PROBLEM STATEMENT. Any pictures in the records below should be skipped; write out everything else exactly.

——

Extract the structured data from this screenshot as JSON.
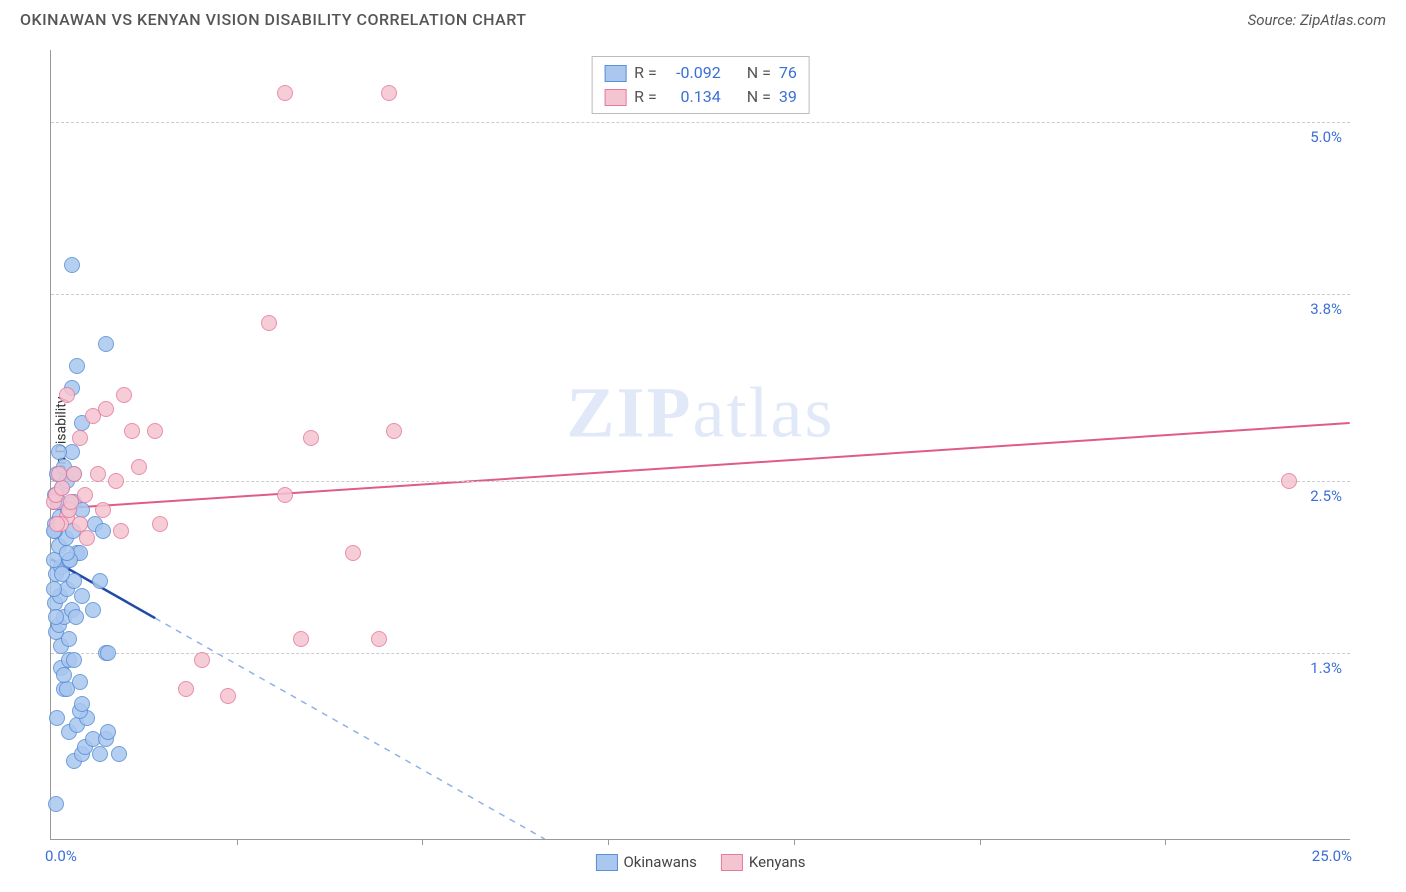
{
  "header": {
    "title": "OKINAWAN VS KENYAN VISION DISABILITY CORRELATION CHART",
    "source": "Source: ZipAtlas.com"
  },
  "watermark": {
    "part1": "ZIP",
    "part2": "atlas"
  },
  "chart": {
    "type": "scatter",
    "y_axis_title": "Vision Disability",
    "xlim": [
      0,
      25.0
    ],
    "ylim": [
      0,
      5.5
    ],
    "x_ticks_pct": [
      0,
      3.57,
      7.14,
      10.71,
      14.29,
      17.86,
      21.43,
      25.0
    ],
    "x_tick_labels": [
      "0.0%",
      "",
      "",
      "",
      "",
      "",
      "",
      "25.0%"
    ],
    "y_gridlines_pct": [
      1.3,
      2.5,
      3.8,
      5.0
    ],
    "y_tick_labels": [
      "1.3%",
      "2.5%",
      "3.8%",
      "5.0%"
    ],
    "background_color": "#ffffff",
    "grid_color": "#cccccc",
    "axis_color": "#999999",
    "label_color": "#3b6fd6",
    "marker_radius": 8,
    "marker_stroke_width": 1.5,
    "marker_fill_opacity": 0.25,
    "series": [
      {
        "name": "Okinawans",
        "color_fill": "#a9c7ef",
        "color_stroke": "#5b8fd6",
        "r": "-0.092",
        "n": "76",
        "trend": {
          "x1": 0.0,
          "y1": 1.95,
          "x2": 9.5,
          "y2": 0.0,
          "solid_until_x": 2.0,
          "solid_color": "#1f4aa8",
          "dash_color": "#8fb2e6",
          "width": 2
        },
        "points": [
          [
            0.1,
            0.25
          ],
          [
            0.45,
            0.55
          ],
          [
            0.6,
            0.6
          ],
          [
            0.65,
            0.65
          ],
          [
            0.35,
            0.75
          ],
          [
            0.5,
            0.8
          ],
          [
            0.7,
            0.85
          ],
          [
            0.55,
            0.9
          ],
          [
            0.8,
            0.7
          ],
          [
            0.25,
            1.05
          ],
          [
            0.3,
            1.05
          ],
          [
            0.2,
            1.2
          ],
          [
            0.35,
            1.25
          ],
          [
            0.45,
            1.25
          ],
          [
            0.1,
            1.45
          ],
          [
            0.15,
            1.5
          ],
          [
            0.25,
            1.55
          ],
          [
            0.4,
            1.6
          ],
          [
            0.08,
            1.65
          ],
          [
            0.18,
            1.7
          ],
          [
            0.3,
            1.75
          ],
          [
            0.45,
            1.8
          ],
          [
            0.1,
            1.85
          ],
          [
            0.2,
            1.9
          ],
          [
            0.35,
            1.95
          ],
          [
            0.5,
            2.0
          ],
          [
            0.15,
            2.05
          ],
          [
            0.28,
            2.1
          ],
          [
            0.42,
            2.15
          ],
          [
            0.55,
            2.0
          ],
          [
            0.08,
            2.2
          ],
          [
            0.18,
            2.25
          ],
          [
            0.32,
            2.3
          ],
          [
            0.45,
            2.35
          ],
          [
            0.1,
            2.4
          ],
          [
            0.22,
            2.45
          ],
          [
            0.36,
            1.95
          ],
          [
            0.12,
            2.55
          ],
          [
            0.25,
            2.6
          ],
          [
            0.4,
            2.7
          ],
          [
            0.6,
            2.9
          ],
          [
            0.85,
            2.2
          ],
          [
            1.0,
            2.15
          ],
          [
            1.05,
            1.3
          ],
          [
            1.1,
            1.3
          ],
          [
            1.05,
            0.7
          ],
          [
            1.1,
            0.75
          ],
          [
            0.95,
            0.6
          ],
          [
            1.3,
            0.6
          ],
          [
            0.5,
            3.3
          ],
          [
            0.4,
            3.15
          ],
          [
            1.05,
            3.45
          ],
          [
            0.4,
            4.0
          ],
          [
            0.3,
            2.5
          ],
          [
            0.15,
            2.35
          ],
          [
            0.08,
            2.15
          ],
          [
            0.05,
            1.95
          ],
          [
            0.05,
            1.75
          ],
          [
            0.1,
            1.55
          ],
          [
            0.2,
            1.35
          ],
          [
            0.55,
            1.1
          ],
          [
            0.6,
            0.95
          ],
          [
            0.35,
            1.4
          ],
          [
            0.48,
            1.55
          ],
          [
            0.6,
            1.7
          ],
          [
            0.22,
            1.85
          ],
          [
            0.3,
            2.0
          ],
          [
            0.8,
            1.6
          ],
          [
            0.95,
            1.8
          ],
          [
            0.15,
            2.7
          ],
          [
            0.08,
            2.4
          ],
          [
            0.05,
            2.15
          ],
          [
            0.45,
            2.55
          ],
          [
            0.6,
            2.3
          ],
          [
            0.25,
            1.15
          ],
          [
            0.12,
            0.85
          ]
        ]
      },
      {
        "name": "Kenyans",
        "color_fill": "#f5c4d1",
        "color_stroke": "#e57ba0",
        "r": "0.134",
        "n": "39",
        "trend": {
          "x1": 0.0,
          "y1": 2.3,
          "x2": 25.0,
          "y2": 2.9,
          "color": "#e05a8c",
          "width": 2
        },
        "points": [
          [
            0.05,
            2.35
          ],
          [
            0.1,
            2.4
          ],
          [
            0.3,
            2.25
          ],
          [
            0.35,
            2.3
          ],
          [
            0.2,
            2.2
          ],
          [
            0.45,
            2.55
          ],
          [
            0.55,
            2.2
          ],
          [
            0.65,
            2.4
          ],
          [
            0.7,
            2.1
          ],
          [
            0.9,
            2.55
          ],
          [
            1.25,
            2.5
          ],
          [
            1.7,
            2.6
          ],
          [
            2.0,
            2.85
          ],
          [
            1.35,
            2.15
          ],
          [
            2.1,
            2.2
          ],
          [
            2.6,
            1.05
          ],
          [
            2.9,
            1.25
          ],
          [
            3.4,
            1.0
          ],
          [
            4.5,
            2.4
          ],
          [
            4.2,
            3.6
          ],
          [
            4.8,
            1.4
          ],
          [
            5.8,
            2.0
          ],
          [
            6.3,
            1.4
          ],
          [
            5.0,
            2.8
          ],
          [
            6.6,
            2.85
          ],
          [
            4.5,
            5.2
          ],
          [
            6.5,
            5.2
          ],
          [
            0.55,
            2.8
          ],
          [
            0.8,
            2.95
          ],
          [
            1.05,
            3.0
          ],
          [
            1.4,
            3.1
          ],
          [
            0.3,
            3.1
          ],
          [
            1.0,
            2.3
          ],
          [
            1.55,
            2.85
          ],
          [
            23.8,
            2.5
          ],
          [
            0.12,
            2.2
          ],
          [
            0.22,
            2.45
          ],
          [
            0.38,
            2.35
          ],
          [
            0.15,
            2.55
          ]
        ]
      }
    ],
    "bottom_legend": [
      {
        "label": "Okinawans",
        "fill": "#a9c7ef",
        "stroke": "#5b8fd6"
      },
      {
        "label": "Kenyans",
        "fill": "#f5c4d1",
        "stroke": "#e57ba0"
      }
    ]
  },
  "legend_top": {
    "r_label": "R =",
    "n_label": "N ="
  }
}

——

ANSWER.
Extract the structured data from this screenshot as JSON.
{
  "header": {
    "title": "OKINAWAN VS KENYAN VISION DISABILITY CORRELATION CHART",
    "source": "Source: ZipAtlas.com"
  },
  "watermark": {
    "part1": "ZIP",
    "part2": "atlas"
  },
  "chart": {
    "type": "scatter",
    "y_axis_title": "Vision Disability",
    "xlim": [
      0,
      25.0
    ],
    "ylim": [
      0,
      5.5
    ],
    "x_ticks_pct": [
      0,
      3.57,
      7.14,
      10.71,
      14.29,
      17.86,
      21.43,
      25.0
    ],
    "x_tick_labels": [
      "0.0%",
      "",
      "",
      "",
      "",
      "",
      "",
      "25.0%"
    ],
    "y_gridlines_pct": [
      1.3,
      2.5,
      3.8,
      5.0
    ],
    "y_tick_labels": [
      "1.3%",
      "2.5%",
      "3.8%",
      "5.0%"
    ],
    "background_color": "#ffffff",
    "grid_color": "#cccccc",
    "axis_color": "#999999",
    "label_color": "#3b6fd6",
    "marker_radius": 8,
    "marker_stroke_width": 1.5,
    "marker_fill_opacity": 0.25,
    "series": [
      {
        "name": "Okinawans",
        "color_fill": "#a9c7ef",
        "color_stroke": "#5b8fd6",
        "r": "-0.092",
        "n": "76",
        "trend": {
          "x1": 0.0,
          "y1": 1.95,
          "x2": 9.5,
          "y2": 0.0,
          "solid_until_x": 2.0,
          "solid_color": "#1f4aa8",
          "dash_color": "#8fb2e6",
          "width": 2
        },
        "points": [
          [
            0.1,
            0.25
          ],
          [
            0.45,
            0.55
          ],
          [
            0.6,
            0.6
          ],
          [
            0.65,
            0.65
          ],
          [
            0.35,
            0.75
          ],
          [
            0.5,
            0.8
          ],
          [
            0.7,
            0.85
          ],
          [
            0.55,
            0.9
          ],
          [
            0.8,
            0.7
          ],
          [
            0.25,
            1.05
          ],
          [
            0.3,
            1.05
          ],
          [
            0.2,
            1.2
          ],
          [
            0.35,
            1.25
          ],
          [
            0.45,
            1.25
          ],
          [
            0.1,
            1.45
          ],
          [
            0.15,
            1.5
          ],
          [
            0.25,
            1.55
          ],
          [
            0.4,
            1.6
          ],
          [
            0.08,
            1.65
          ],
          [
            0.18,
            1.7
          ],
          [
            0.3,
            1.75
          ],
          [
            0.45,
            1.8
          ],
          [
            0.1,
            1.85
          ],
          [
            0.2,
            1.9
          ],
          [
            0.35,
            1.95
          ],
          [
            0.5,
            2.0
          ],
          [
            0.15,
            2.05
          ],
          [
            0.28,
            2.1
          ],
          [
            0.42,
            2.15
          ],
          [
            0.55,
            2.0
          ],
          [
            0.08,
            2.2
          ],
          [
            0.18,
            2.25
          ],
          [
            0.32,
            2.3
          ],
          [
            0.45,
            2.35
          ],
          [
            0.1,
            2.4
          ],
          [
            0.22,
            2.45
          ],
          [
            0.36,
            1.95
          ],
          [
            0.12,
            2.55
          ],
          [
            0.25,
            2.6
          ],
          [
            0.4,
            2.7
          ],
          [
            0.6,
            2.9
          ],
          [
            0.85,
            2.2
          ],
          [
            1.0,
            2.15
          ],
          [
            1.05,
            1.3
          ],
          [
            1.1,
            1.3
          ],
          [
            1.05,
            0.7
          ],
          [
            1.1,
            0.75
          ],
          [
            0.95,
            0.6
          ],
          [
            1.3,
            0.6
          ],
          [
            0.5,
            3.3
          ],
          [
            0.4,
            3.15
          ],
          [
            1.05,
            3.45
          ],
          [
            0.4,
            4.0
          ],
          [
            0.3,
            2.5
          ],
          [
            0.15,
            2.35
          ],
          [
            0.08,
            2.15
          ],
          [
            0.05,
            1.95
          ],
          [
            0.05,
            1.75
          ],
          [
            0.1,
            1.55
          ],
          [
            0.2,
            1.35
          ],
          [
            0.55,
            1.1
          ],
          [
            0.6,
            0.95
          ],
          [
            0.35,
            1.4
          ],
          [
            0.48,
            1.55
          ],
          [
            0.6,
            1.7
          ],
          [
            0.22,
            1.85
          ],
          [
            0.3,
            2.0
          ],
          [
            0.8,
            1.6
          ],
          [
            0.95,
            1.8
          ],
          [
            0.15,
            2.7
          ],
          [
            0.08,
            2.4
          ],
          [
            0.05,
            2.15
          ],
          [
            0.45,
            2.55
          ],
          [
            0.6,
            2.3
          ],
          [
            0.25,
            1.15
          ],
          [
            0.12,
            0.85
          ]
        ]
      },
      {
        "name": "Kenyans",
        "color_fill": "#f5c4d1",
        "color_stroke": "#e57ba0",
        "r": "0.134",
        "n": "39",
        "trend": {
          "x1": 0.0,
          "y1": 2.3,
          "x2": 25.0,
          "y2": 2.9,
          "color": "#e05a8c",
          "width": 2
        },
        "points": [
          [
            0.05,
            2.35
          ],
          [
            0.1,
            2.4
          ],
          [
            0.3,
            2.25
          ],
          [
            0.35,
            2.3
          ],
          [
            0.2,
            2.2
          ],
          [
            0.45,
            2.55
          ],
          [
            0.55,
            2.2
          ],
          [
            0.65,
            2.4
          ],
          [
            0.7,
            2.1
          ],
          [
            0.9,
            2.55
          ],
          [
            1.25,
            2.5
          ],
          [
            1.7,
            2.6
          ],
          [
            2.0,
            2.85
          ],
          [
            1.35,
            2.15
          ],
          [
            2.1,
            2.2
          ],
          [
            2.6,
            1.05
          ],
          [
            2.9,
            1.25
          ],
          [
            3.4,
            1.0
          ],
          [
            4.5,
            2.4
          ],
          [
            4.2,
            3.6
          ],
          [
            4.8,
            1.4
          ],
          [
            5.8,
            2.0
          ],
          [
            6.3,
            1.4
          ],
          [
            5.0,
            2.8
          ],
          [
            6.6,
            2.85
          ],
          [
            4.5,
            5.2
          ],
          [
            6.5,
            5.2
          ],
          [
            0.55,
            2.8
          ],
          [
            0.8,
            2.95
          ],
          [
            1.05,
            3.0
          ],
          [
            1.4,
            3.1
          ],
          [
            0.3,
            3.1
          ],
          [
            1.0,
            2.3
          ],
          [
            1.55,
            2.85
          ],
          [
            23.8,
            2.5
          ],
          [
            0.12,
            2.2
          ],
          [
            0.22,
            2.45
          ],
          [
            0.38,
            2.35
          ],
          [
            0.15,
            2.55
          ]
        ]
      }
    ],
    "bottom_legend": [
      {
        "label": "Okinawans",
        "fill": "#a9c7ef",
        "stroke": "#5b8fd6"
      },
      {
        "label": "Kenyans",
        "fill": "#f5c4d1",
        "stroke": "#e57ba0"
      }
    ]
  },
  "legend_top": {
    "r_label": "R =",
    "n_label": "N ="
  }
}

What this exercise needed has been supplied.